**TASK DESCRIPTION**:
Look for the word "sont" in each line and report the count of matching lines, with nothing added.

━━━━━ LISTED RECORDS

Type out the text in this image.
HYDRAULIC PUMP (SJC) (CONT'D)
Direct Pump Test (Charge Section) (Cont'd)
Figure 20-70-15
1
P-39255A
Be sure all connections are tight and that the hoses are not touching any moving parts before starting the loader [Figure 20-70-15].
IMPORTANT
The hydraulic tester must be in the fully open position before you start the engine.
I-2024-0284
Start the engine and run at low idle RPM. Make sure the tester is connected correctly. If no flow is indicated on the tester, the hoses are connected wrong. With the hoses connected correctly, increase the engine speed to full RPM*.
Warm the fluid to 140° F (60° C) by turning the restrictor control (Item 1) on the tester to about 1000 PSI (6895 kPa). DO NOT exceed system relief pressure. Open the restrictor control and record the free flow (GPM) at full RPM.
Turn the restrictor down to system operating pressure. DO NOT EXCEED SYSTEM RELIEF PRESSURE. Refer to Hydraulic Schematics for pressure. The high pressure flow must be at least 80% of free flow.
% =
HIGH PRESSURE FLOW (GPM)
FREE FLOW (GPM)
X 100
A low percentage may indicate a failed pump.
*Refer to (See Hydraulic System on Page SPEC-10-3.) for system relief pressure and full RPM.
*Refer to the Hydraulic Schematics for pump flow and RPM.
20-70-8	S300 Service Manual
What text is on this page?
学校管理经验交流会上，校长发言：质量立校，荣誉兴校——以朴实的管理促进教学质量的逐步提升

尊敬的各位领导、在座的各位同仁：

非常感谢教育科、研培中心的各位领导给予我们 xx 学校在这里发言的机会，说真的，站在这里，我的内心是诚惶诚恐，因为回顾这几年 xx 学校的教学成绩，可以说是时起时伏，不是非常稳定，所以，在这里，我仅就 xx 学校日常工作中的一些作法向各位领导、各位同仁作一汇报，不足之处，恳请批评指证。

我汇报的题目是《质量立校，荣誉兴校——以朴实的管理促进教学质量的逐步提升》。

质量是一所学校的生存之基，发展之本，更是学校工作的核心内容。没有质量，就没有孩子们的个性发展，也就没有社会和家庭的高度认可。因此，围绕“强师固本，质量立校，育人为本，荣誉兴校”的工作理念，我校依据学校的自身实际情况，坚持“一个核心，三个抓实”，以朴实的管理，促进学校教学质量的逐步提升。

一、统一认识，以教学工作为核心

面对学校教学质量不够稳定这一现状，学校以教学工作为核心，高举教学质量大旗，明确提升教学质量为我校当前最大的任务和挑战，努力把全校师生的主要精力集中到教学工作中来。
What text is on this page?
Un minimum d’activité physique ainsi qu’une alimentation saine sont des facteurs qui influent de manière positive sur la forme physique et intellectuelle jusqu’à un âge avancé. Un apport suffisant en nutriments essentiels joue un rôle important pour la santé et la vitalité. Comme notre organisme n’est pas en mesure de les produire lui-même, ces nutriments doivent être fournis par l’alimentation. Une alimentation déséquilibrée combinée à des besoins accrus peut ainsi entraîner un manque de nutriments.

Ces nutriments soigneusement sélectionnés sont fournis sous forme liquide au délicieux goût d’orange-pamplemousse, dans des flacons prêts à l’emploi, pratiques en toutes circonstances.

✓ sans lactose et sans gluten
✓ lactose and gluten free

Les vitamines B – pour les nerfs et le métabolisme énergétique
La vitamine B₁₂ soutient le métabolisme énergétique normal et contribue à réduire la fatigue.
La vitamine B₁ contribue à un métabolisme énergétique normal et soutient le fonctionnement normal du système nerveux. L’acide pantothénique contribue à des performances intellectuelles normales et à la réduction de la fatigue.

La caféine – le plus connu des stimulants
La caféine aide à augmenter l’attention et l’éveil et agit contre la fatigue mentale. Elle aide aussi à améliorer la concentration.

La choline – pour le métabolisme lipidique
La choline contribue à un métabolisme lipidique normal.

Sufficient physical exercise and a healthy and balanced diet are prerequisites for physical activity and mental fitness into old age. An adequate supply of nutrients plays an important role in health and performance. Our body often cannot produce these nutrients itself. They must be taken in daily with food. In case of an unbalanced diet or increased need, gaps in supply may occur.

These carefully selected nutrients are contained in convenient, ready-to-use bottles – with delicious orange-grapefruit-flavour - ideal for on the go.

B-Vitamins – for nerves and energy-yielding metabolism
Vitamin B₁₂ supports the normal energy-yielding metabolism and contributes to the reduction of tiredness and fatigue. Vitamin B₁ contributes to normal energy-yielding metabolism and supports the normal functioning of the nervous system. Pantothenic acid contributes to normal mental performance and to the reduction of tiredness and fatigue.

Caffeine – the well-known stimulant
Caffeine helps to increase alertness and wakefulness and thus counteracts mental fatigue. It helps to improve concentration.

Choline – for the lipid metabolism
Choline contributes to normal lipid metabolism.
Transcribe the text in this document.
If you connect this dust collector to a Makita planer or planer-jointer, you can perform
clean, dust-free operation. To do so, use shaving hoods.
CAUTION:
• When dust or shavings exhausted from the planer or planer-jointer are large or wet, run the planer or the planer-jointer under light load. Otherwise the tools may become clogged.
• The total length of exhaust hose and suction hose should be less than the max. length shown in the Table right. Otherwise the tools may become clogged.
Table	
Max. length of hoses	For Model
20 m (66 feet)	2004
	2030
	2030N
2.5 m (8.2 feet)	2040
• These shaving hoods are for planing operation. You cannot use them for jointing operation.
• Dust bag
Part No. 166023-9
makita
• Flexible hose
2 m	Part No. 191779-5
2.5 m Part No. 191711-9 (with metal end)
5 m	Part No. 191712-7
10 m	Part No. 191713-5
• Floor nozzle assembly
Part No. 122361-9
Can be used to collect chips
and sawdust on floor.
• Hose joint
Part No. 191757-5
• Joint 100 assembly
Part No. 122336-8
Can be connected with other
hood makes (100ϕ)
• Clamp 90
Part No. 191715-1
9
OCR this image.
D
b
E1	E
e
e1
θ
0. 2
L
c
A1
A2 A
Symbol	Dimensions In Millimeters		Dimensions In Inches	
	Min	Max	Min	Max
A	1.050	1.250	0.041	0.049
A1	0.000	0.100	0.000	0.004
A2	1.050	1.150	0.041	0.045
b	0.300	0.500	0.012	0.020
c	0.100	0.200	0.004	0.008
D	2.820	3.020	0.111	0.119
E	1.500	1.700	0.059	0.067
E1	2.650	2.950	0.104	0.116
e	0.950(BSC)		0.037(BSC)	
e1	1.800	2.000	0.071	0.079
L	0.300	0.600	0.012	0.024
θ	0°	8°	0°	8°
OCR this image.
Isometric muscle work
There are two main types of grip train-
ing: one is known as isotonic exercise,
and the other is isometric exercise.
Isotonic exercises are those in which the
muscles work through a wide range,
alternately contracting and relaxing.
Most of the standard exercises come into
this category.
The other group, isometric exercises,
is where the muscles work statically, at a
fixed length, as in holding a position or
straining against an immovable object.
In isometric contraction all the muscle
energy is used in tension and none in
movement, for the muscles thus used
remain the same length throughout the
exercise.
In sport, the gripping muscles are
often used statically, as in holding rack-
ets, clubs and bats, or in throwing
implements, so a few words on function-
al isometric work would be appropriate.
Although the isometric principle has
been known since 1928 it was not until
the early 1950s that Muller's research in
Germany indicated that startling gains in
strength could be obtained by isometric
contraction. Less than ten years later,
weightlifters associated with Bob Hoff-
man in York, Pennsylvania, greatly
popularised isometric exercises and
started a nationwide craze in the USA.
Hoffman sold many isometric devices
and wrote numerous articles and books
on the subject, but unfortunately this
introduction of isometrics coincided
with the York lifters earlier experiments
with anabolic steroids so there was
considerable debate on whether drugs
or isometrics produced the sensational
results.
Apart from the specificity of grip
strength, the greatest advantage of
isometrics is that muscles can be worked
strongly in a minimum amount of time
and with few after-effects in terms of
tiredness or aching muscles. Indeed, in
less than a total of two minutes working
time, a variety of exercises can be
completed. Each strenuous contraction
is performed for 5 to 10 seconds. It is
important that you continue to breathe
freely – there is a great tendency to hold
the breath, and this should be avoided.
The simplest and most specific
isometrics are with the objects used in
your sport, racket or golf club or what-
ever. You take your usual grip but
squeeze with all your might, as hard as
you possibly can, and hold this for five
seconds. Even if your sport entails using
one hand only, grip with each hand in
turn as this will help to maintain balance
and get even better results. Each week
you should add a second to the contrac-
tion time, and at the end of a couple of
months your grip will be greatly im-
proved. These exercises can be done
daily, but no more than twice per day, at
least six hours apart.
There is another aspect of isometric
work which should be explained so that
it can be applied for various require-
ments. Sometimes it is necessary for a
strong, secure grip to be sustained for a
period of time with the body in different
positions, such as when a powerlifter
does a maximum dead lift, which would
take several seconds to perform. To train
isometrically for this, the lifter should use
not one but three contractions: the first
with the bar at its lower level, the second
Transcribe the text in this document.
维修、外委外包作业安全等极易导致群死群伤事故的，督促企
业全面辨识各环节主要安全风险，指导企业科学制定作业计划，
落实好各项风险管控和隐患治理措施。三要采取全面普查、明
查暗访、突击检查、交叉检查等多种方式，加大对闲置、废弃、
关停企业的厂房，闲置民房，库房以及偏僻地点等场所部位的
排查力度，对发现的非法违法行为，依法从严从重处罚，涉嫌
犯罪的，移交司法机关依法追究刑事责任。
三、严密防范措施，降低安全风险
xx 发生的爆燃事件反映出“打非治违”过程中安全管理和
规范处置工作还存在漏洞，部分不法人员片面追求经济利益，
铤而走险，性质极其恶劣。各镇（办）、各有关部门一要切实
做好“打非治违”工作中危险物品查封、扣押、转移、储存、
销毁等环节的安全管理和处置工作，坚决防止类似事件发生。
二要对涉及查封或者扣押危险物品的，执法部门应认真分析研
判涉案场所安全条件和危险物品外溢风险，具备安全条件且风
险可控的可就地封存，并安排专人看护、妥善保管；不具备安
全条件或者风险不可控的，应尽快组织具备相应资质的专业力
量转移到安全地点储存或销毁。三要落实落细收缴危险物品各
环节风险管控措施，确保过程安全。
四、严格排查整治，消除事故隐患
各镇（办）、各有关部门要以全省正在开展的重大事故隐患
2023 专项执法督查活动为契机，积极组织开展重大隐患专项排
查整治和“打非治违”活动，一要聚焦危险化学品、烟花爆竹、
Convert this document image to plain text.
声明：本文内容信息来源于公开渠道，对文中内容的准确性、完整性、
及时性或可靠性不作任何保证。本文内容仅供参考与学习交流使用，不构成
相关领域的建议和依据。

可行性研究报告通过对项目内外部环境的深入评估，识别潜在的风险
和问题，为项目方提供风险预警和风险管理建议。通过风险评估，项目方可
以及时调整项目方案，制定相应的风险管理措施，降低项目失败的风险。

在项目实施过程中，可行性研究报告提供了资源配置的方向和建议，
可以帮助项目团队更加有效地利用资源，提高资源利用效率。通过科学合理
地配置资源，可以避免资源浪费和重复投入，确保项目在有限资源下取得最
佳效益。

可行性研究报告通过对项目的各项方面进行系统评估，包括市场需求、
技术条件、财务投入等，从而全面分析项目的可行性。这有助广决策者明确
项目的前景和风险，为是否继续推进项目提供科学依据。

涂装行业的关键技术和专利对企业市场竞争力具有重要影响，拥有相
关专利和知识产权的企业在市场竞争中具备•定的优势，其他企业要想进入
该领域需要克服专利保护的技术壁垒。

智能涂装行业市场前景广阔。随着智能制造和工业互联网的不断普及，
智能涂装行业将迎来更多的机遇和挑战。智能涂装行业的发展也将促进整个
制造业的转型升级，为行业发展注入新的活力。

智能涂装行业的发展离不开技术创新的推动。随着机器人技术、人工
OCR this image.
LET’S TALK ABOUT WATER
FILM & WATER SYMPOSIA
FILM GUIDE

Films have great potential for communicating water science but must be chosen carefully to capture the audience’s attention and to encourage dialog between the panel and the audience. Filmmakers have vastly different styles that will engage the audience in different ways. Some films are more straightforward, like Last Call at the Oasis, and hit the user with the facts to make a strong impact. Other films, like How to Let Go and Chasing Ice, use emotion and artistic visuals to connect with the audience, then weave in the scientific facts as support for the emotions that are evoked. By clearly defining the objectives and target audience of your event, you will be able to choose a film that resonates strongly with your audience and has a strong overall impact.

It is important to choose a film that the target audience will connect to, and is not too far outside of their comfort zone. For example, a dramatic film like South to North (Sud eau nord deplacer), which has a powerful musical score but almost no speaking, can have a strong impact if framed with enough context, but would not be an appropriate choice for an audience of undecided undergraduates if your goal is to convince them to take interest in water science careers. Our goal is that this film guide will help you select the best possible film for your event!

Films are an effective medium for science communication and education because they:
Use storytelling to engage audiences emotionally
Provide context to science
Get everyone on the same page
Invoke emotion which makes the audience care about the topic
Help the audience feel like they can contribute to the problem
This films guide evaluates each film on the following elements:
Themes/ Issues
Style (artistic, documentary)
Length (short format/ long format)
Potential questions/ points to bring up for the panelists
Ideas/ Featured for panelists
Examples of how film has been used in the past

━━━━━━━━━━

**RESULT OF THE TASK**:
2